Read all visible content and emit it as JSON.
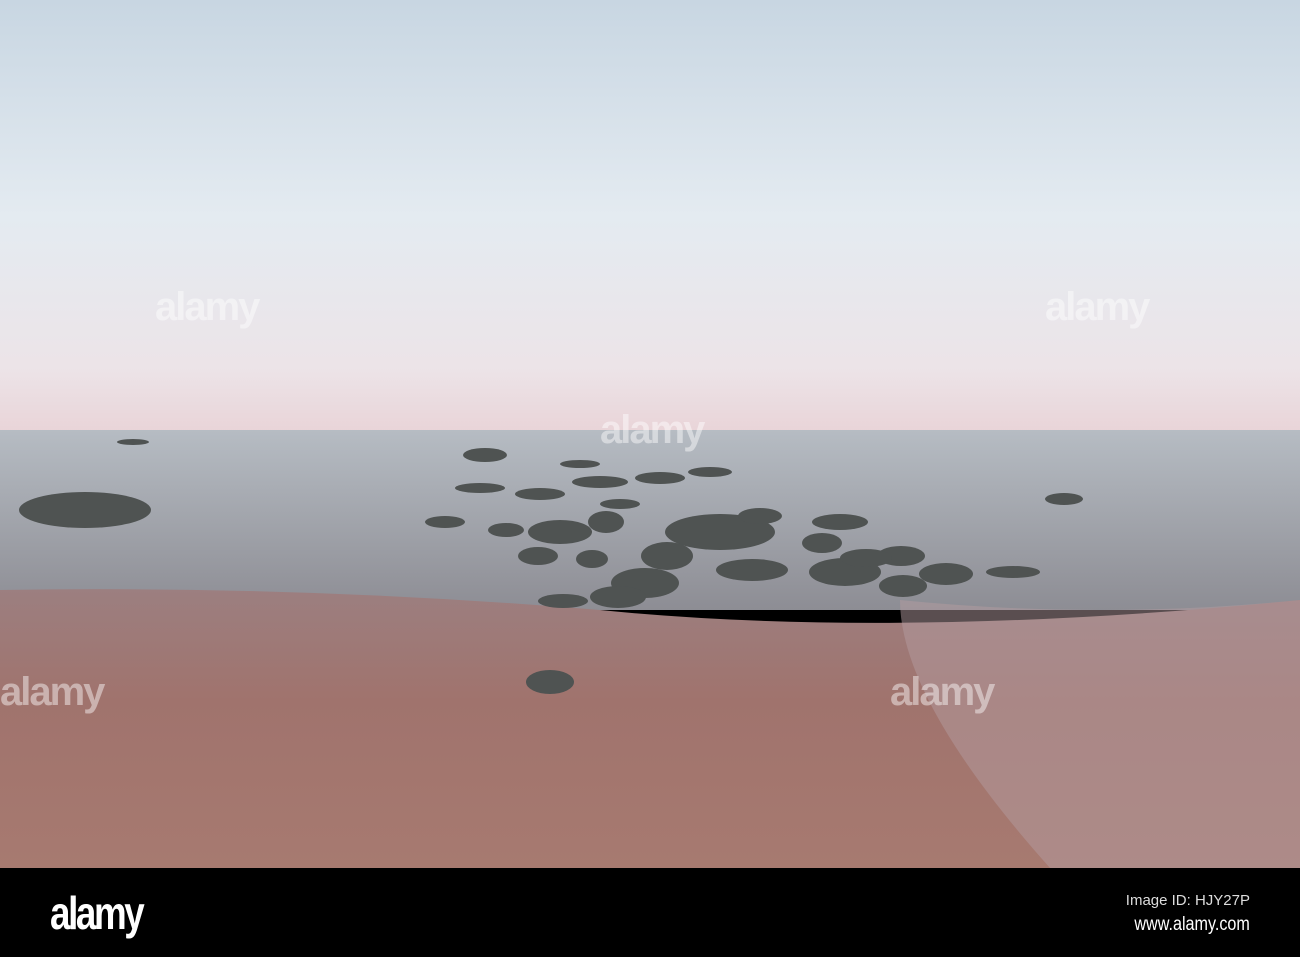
{
  "watermark": {
    "text": "alamy"
  },
  "footer": {
    "logo": "alamy",
    "image_id": "Image ID: HJY27P",
    "url": "www.alamy.com"
  },
  "colors": {
    "sky": "#dfe7ee",
    "sea": "#8e969d",
    "sand": "#a57a72",
    "rock": "#4d5150"
  }
}
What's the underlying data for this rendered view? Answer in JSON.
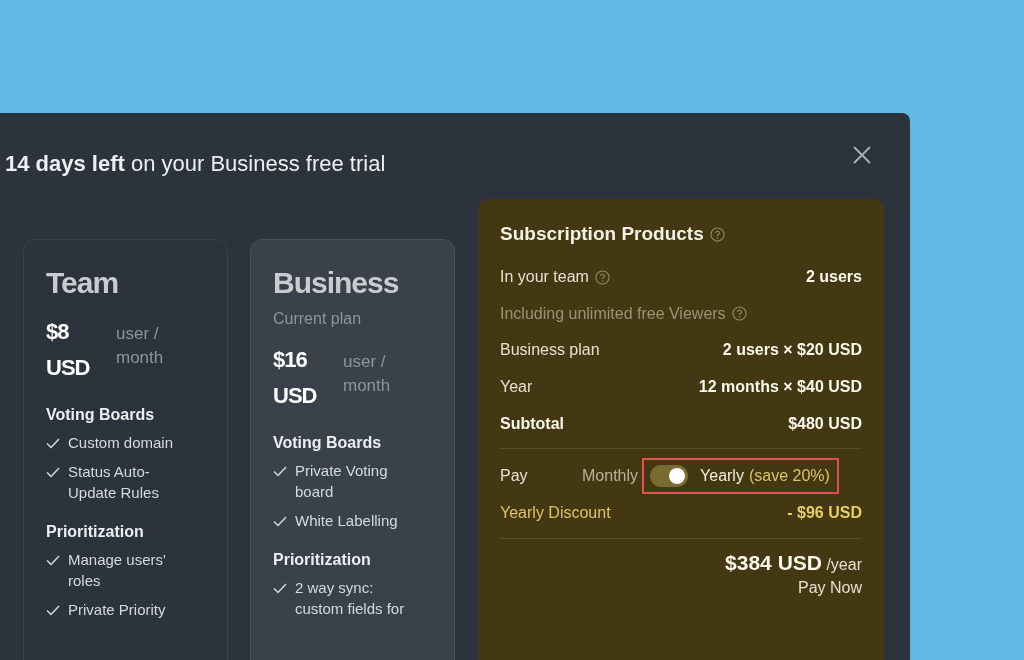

___

_Requirement_. Transcribe the full listing character for character. Pictures are excluded.

_Result of the task_.
Read all visible content and emit it as JSON.
{
  "watermark": {
    "text": "alamy"
  },
  "footer": {
    "logo": "alamy",
    "image_id": "Image ID: HJY27P",
    "url": "www.alamy.com"
  },
  "colors": {
    "sky": "#dfe7ee",
    "sea": "#8e969d",
    "sand": "#a57a72",
    "rock": "#4d5150"
  }
}
What's the underlying data for this rendered view? Answer in JSON.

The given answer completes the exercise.